====== Data to use ======

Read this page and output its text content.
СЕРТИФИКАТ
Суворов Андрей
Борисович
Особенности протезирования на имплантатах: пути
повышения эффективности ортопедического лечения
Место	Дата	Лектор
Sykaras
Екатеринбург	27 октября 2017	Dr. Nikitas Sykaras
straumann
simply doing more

======

- _Stated problem_
Set down every record above exactly as given.

- _Written response_
Read this page and output its text content.
СЕРТИФИКАТ
Суворов Андрей
Борисович
Особенности протезирования на имплантатах: пути
повышения эффективности ортопедического лечения
Место	Дата	Лектор
Sykaras
Екатеринбург	27 октября 2017	Dr. Nikitas Sykaras
straumann
simply doing more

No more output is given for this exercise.